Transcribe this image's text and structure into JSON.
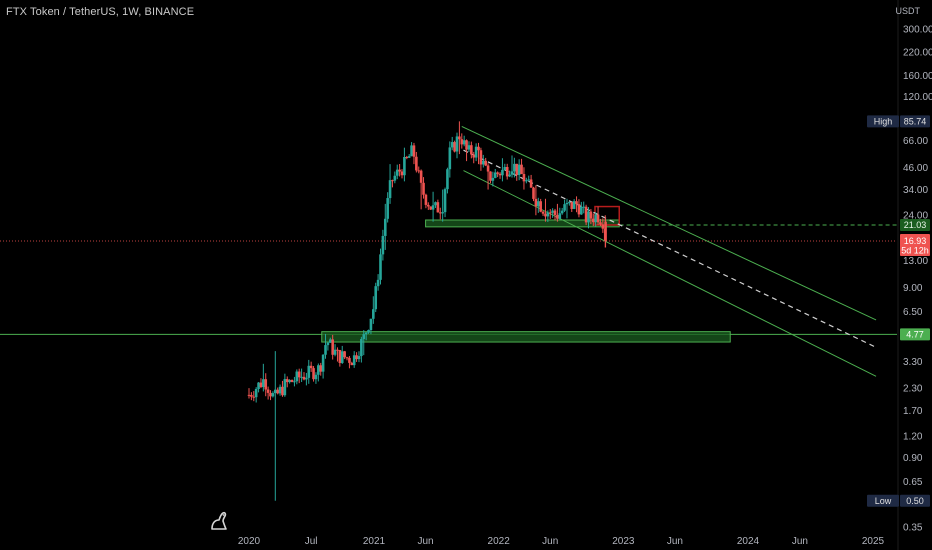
{
  "header": {
    "title": "FTX Token / TetherUS, 1W, BINANCE",
    "currency": "USDT"
  },
  "colors": {
    "background": "#000000",
    "up": "#26a69a",
    "down": "#ef5350",
    "channel": "#4caf50",
    "zone_fill": "#1b5e20",
    "zone_border": "#4caf50",
    "price_line": "#ef5350",
    "level_line": "#4caf50",
    "midline": "#d0d0d0",
    "resistance_box": "#b71c1c"
  },
  "badges": {
    "high_label": "High",
    "high_value": "85.74",
    "low_label": "Low",
    "low_value": "0.50",
    "level_value": "21.03",
    "support_value": "4.77",
    "last_price": "16.93",
    "countdown": "5d 12h"
  },
  "chart_data": {
    "type": "candlestick",
    "title": "FTX Token / TetherUS, 1W, BINANCE",
    "y_scale": "log",
    "y_ticks": [
      "300.00",
      "220.00",
      "160.00",
      "120.00",
      "66.00",
      "46.00",
      "34.00",
      "24.00",
      "13.00",
      "9.00",
      "6.50",
      "3.30",
      "2.30",
      "1.70",
      "1.20",
      "0.90",
      "0.65",
      "0.35"
    ],
    "x_ticks": [
      "2020",
      "Jul",
      "2021",
      "Jun",
      "2022",
      "Jun",
      "2023",
      "Jun",
      "2024",
      "Jun",
      "2025"
    ],
    "ylim": [
      0.32,
      420
    ],
    "high": 85.74,
    "low": 0.5,
    "last_price": 16.93,
    "levels": [
      21.03,
      4.77
    ],
    "anchors": [
      {
        "date": "2020-01-01",
        "price": 2.1,
        "wick_low": 2.0,
        "wick_high": 2.3
      },
      {
        "date": "2020-02-15",
        "price": 2.6,
        "wick_low": 2.2,
        "wick_high": 3.2
      },
      {
        "date": "2020-03-15",
        "price": 2.0,
        "wick_low": 0.5,
        "wick_high": 3.8
      },
      {
        "date": "2020-04-15",
        "price": 2.4,
        "wick_low": 2.1,
        "wick_high": 2.8
      },
      {
        "date": "2020-06-01",
        "price": 2.7,
        "wick_low": 2.5,
        "wick_high": 3.0
      },
      {
        "date": "2020-07-25",
        "price": 3.0,
        "wick_low": 2.8,
        "wick_high": 3.2
      },
      {
        "date": "2020-08-15",
        "price": 4.4,
        "wick_low": 3.6,
        "wick_high": 4.8
      },
      {
        "date": "2020-09-15",
        "price": 3.6,
        "wick_low": 3.3,
        "wick_high": 4.0
      },
      {
        "date": "2020-11-01",
        "price": 3.4,
        "wick_low": 3.2,
        "wick_high": 3.8
      },
      {
        "date": "2020-12-01",
        "price": 4.5,
        "wick_low": 3.6,
        "wick_high": 4.8
      },
      {
        "date": "2021-01-01",
        "price": 7.0,
        "wick_low": 5.5,
        "wick_high": 8.0
      },
      {
        "date": "2021-02-01",
        "price": 22.0,
        "wick_low": 15.0,
        "wick_high": 28.0
      },
      {
        "date": "2021-02-20",
        "price": 38.0,
        "wick_low": 28.0,
        "wick_high": 48.0
      },
      {
        "date": "2021-04-01",
        "price": 48.0,
        "wick_low": 38.0,
        "wick_high": 60.0
      },
      {
        "date": "2021-04-25",
        "price": 58.0,
        "wick_low": 48.0,
        "wick_high": 64.0
      },
      {
        "date": "2021-05-20",
        "price": 34.0,
        "wick_low": 26.0,
        "wick_high": 42.0
      },
      {
        "date": "2021-06-20",
        "price": 26.0,
        "wick_low": 22.0,
        "wick_high": 33.0
      },
      {
        "date": "2021-07-20",
        "price": 27.0,
        "wick_low": 22.0,
        "wick_high": 34.0
      },
      {
        "date": "2021-08-10",
        "price": 55.0,
        "wick_low": 40.0,
        "wick_high": 60.0
      },
      {
        "date": "2021-09-10",
        "price": 72.0,
        "wick_low": 55.0,
        "wick_high": 85.74
      },
      {
        "date": "2021-10-01",
        "price": 56.0,
        "wick_low": 50.0,
        "wick_high": 66.0
      },
      {
        "date": "2021-11-01",
        "price": 58.0,
        "wick_low": 48.0,
        "wick_high": 64.0
      },
      {
        "date": "2021-12-01",
        "price": 40.0,
        "wick_low": 34.0,
        "wick_high": 48.0
      },
      {
        "date": "2022-01-15",
        "price": 44.0,
        "wick_low": 38.0,
        "wick_high": 52.0
      },
      {
        "date": "2022-02-10",
        "price": 48.0,
        "wick_low": 42.0,
        "wick_high": 54.0
      },
      {
        "date": "2022-03-15",
        "price": 40.0,
        "wick_low": 34.0,
        "wick_high": 46.0
      },
      {
        "date": "2022-04-20",
        "price": 30.0,
        "wick_low": 24.0,
        "wick_high": 36.0
      },
      {
        "date": "2022-05-15",
        "price": 26.0,
        "wick_low": 22.0,
        "wick_high": 30.0
      },
      {
        "date": "2022-06-20",
        "price": 24.0,
        "wick_low": 22.0,
        "wick_high": 28.0
      },
      {
        "date": "2022-07-20",
        "price": 27.0,
        "wick_low": 23.0,
        "wick_high": 30.0
      },
      {
        "date": "2022-08-20",
        "price": 28.0,
        "wick_low": 25.0,
        "wick_high": 31.0
      },
      {
        "date": "2022-09-15",
        "price": 23.0,
        "wick_low": 21.0,
        "wick_high": 26.0
      },
      {
        "date": "2022-10-20",
        "price": 24.0,
        "wick_low": 21.0,
        "wick_high": 27.0
      },
      {
        "date": "2022-11-06",
        "price": 22.0,
        "wick_low": 20.0,
        "wick_high": 24.0
      },
      {
        "date": "2022-11-10",
        "price": 16.93,
        "wick_low": 15.5,
        "wick_high": 23.0
      }
    ],
    "annotations": {
      "channel_upper": [
        [
          "2021-09-15",
          80.0
        ],
        [
          "2025-01-10",
          5.8
        ]
      ],
      "channel_lower": [
        [
          "2021-09-20",
          44.0
        ],
        [
          "2025-01-10",
          2.7
        ]
      ],
      "midline": [
        [
          "2021-09-20",
          58.0
        ],
        [
          "2025-01-10",
          4.0
        ]
      ],
      "support_zone": {
        "from": "2021-06-01",
        "to": "2022-12-20",
        "low": 20.5,
        "high": 22.5
      },
      "lower_zone": {
        "from": "2020-08-01",
        "to": "2023-11-10",
        "low": 4.3,
        "high": 4.95
      },
      "resistance_box": {
        "from": "2022-10-10",
        "to": "2022-12-20",
        "low": 21.03,
        "high": 27.0
      }
    }
  }
}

========

▸ What to produce
Copy the entries exactly. Leave out the images.

▸ Answer to this task
Transcribe this image's text and structure into JSON.
{
  "header": {
    "title": "FTX Token / TetherUS, 1W, BINANCE",
    "currency": "USDT"
  },
  "colors": {
    "background": "#000000",
    "up": "#26a69a",
    "down": "#ef5350",
    "channel": "#4caf50",
    "zone_fill": "#1b5e20",
    "zone_border": "#4caf50",
    "price_line": "#ef5350",
    "level_line": "#4caf50",
    "midline": "#d0d0d0",
    "resistance_box": "#b71c1c"
  },
  "badges": {
    "high_label": "High",
    "high_value": "85.74",
    "low_label": "Low",
    "low_value": "0.50",
    "level_value": "21.03",
    "support_value": "4.77",
    "last_price": "16.93",
    "countdown": "5d 12h"
  },
  "chart_data": {
    "type": "candlestick",
    "title": "FTX Token / TetherUS, 1W, BINANCE",
    "y_scale": "log",
    "y_ticks": [
      "300.00",
      "220.00",
      "160.00",
      "120.00",
      "66.00",
      "46.00",
      "34.00",
      "24.00",
      "13.00",
      "9.00",
      "6.50",
      "3.30",
      "2.30",
      "1.70",
      "1.20",
      "0.90",
      "0.65",
      "0.35"
    ],
    "x_ticks": [
      "2020",
      "Jul",
      "2021",
      "Jun",
      "2022",
      "Jun",
      "2023",
      "Jun",
      "2024",
      "Jun",
      "2025"
    ],
    "ylim": [
      0.32,
      420
    ],
    "high": 85.74,
    "low": 0.5,
    "last_price": 16.93,
    "levels": [
      21.03,
      4.77
    ],
    "anchors": [
      {
        "date": "2020-01-01",
        "price": 2.1,
        "wick_low": 2.0,
        "wick_high": 2.3
      },
      {
        "date": "2020-02-15",
        "price": 2.6,
        "wick_low": 2.2,
        "wick_high": 3.2
      },
      {
        "date": "2020-03-15",
        "price": 2.0,
        "wick_low": 0.5,
        "wick_high": 3.8
      },
      {
        "date": "2020-04-15",
        "price": 2.4,
        "wick_low": 2.1,
        "wick_high": 2.8
      },
      {
        "date": "2020-06-01",
        "price": 2.7,
        "wick_low": 2.5,
        "wick_high": 3.0
      },
      {
        "date": "2020-07-25",
        "price": 3.0,
        "wick_low": 2.8,
        "wick_high": 3.2
      },
      {
        "date": "2020-08-15",
        "price": 4.4,
        "wick_low": 3.6,
        "wick_high": 4.8
      },
      {
        "date": "2020-09-15",
        "price": 3.6,
        "wick_low": 3.3,
        "wick_high": 4.0
      },
      {
        "date": "2020-11-01",
        "price": 3.4,
        "wick_low": 3.2,
        "wick_high": 3.8
      },
      {
        "date": "2020-12-01",
        "price": 4.5,
        "wick_low": 3.6,
        "wick_high": 4.8
      },
      {
        "date": "2021-01-01",
        "price": 7.0,
        "wick_low": 5.5,
        "wick_high": 8.0
      },
      {
        "date": "2021-02-01",
        "price": 22.0,
        "wick_low": 15.0,
        "wick_high": 28.0
      },
      {
        "date": "2021-02-20",
        "price": 38.0,
        "wick_low": 28.0,
        "wick_high": 48.0
      },
      {
        "date": "2021-04-01",
        "price": 48.0,
        "wick_low": 38.0,
        "wick_high": 60.0
      },
      {
        "date": "2021-04-25",
        "price": 58.0,
        "wick_low": 48.0,
        "wick_high": 64.0
      },
      {
        "date": "2021-05-20",
        "price": 34.0,
        "wick_low": 26.0,
        "wick_high": 42.0
      },
      {
        "date": "2021-06-20",
        "price": 26.0,
        "wick_low": 22.0,
        "wick_high": 33.0
      },
      {
        "date": "2021-07-20",
        "price": 27.0,
        "wick_low": 22.0,
        "wick_high": 34.0
      },
      {
        "date": "2021-08-10",
        "price": 55.0,
        "wick_low": 40.0,
        "wick_high": 60.0
      },
      {
        "date": "2021-09-10",
        "price": 72.0,
        "wick_low": 55.0,
        "wick_high": 85.74
      },
      {
        "date": "2021-10-01",
        "price": 56.0,
        "wick_low": 50.0,
        "wick_high": 66.0
      },
      {
        "date": "2021-11-01",
        "price": 58.0,
        "wick_low": 48.0,
        "wick_high": 64.0
      },
      {
        "date": "2021-12-01",
        "price": 40.0,
        "wick_low": 34.0,
        "wick_high": 48.0
      },
      {
        "date": "2022-01-15",
        "price": 44.0,
        "wick_low": 38.0,
        "wick_high": 52.0
      },
      {
        "date": "2022-02-10",
        "price": 48.0,
        "wick_low": 42.0,
        "wick_high": 54.0
      },
      {
        "date": "2022-03-15",
        "price": 40.0,
        "wick_low": 34.0,
        "wick_high": 46.0
      },
      {
        "date": "2022-04-20",
        "price": 30.0,
        "wick_low": 24.0,
        "wick_high": 36.0
      },
      {
        "date": "2022-05-15",
        "price": 26.0,
        "wick_low": 22.0,
        "wick_high": 30.0
      },
      {
        "date": "2022-06-20",
        "price": 24.0,
        "wick_low": 22.0,
        "wick_high": 28.0
      },
      {
        "date": "2022-07-20",
        "price": 27.0,
        "wick_low": 23.0,
        "wick_high": 30.0
      },
      {
        "date": "2022-08-20",
        "price": 28.0,
        "wick_low": 25.0,
        "wick_high": 31.0
      },
      {
        "date": "2022-09-15",
        "price": 23.0,
        "wick_low": 21.0,
        "wick_high": 26.0
      },
      {
        "date": "2022-10-20",
        "price": 24.0,
        "wick_low": 21.0,
        "wick_high": 27.0
      },
      {
        "date": "2022-11-06",
        "price": 22.0,
        "wick_low": 20.0,
        "wick_high": 24.0
      },
      {
        "date": "2022-11-10",
        "price": 16.93,
        "wick_low": 15.5,
        "wick_high": 23.0
      }
    ],
    "annotations": {
      "channel_upper": [
        [
          "2021-09-15",
          80.0
        ],
        [
          "2025-01-10",
          5.8
        ]
      ],
      "channel_lower": [
        [
          "2021-09-20",
          44.0
        ],
        [
          "2025-01-10",
          2.7
        ]
      ],
      "midline": [
        [
          "2021-09-20",
          58.0
        ],
        [
          "2025-01-10",
          4.0
        ]
      ],
      "support_zone": {
        "from": "2021-06-01",
        "to": "2022-12-20",
        "low": 20.5,
        "high": 22.5
      },
      "lower_zone": {
        "from": "2020-08-01",
        "to": "2023-11-10",
        "low": 4.3,
        "high": 4.95
      },
      "resistance_box": {
        "from": "2022-10-10",
        "to": "2022-12-20",
        "low": 21.03,
        "high": 27.0
      }
    }
  }
}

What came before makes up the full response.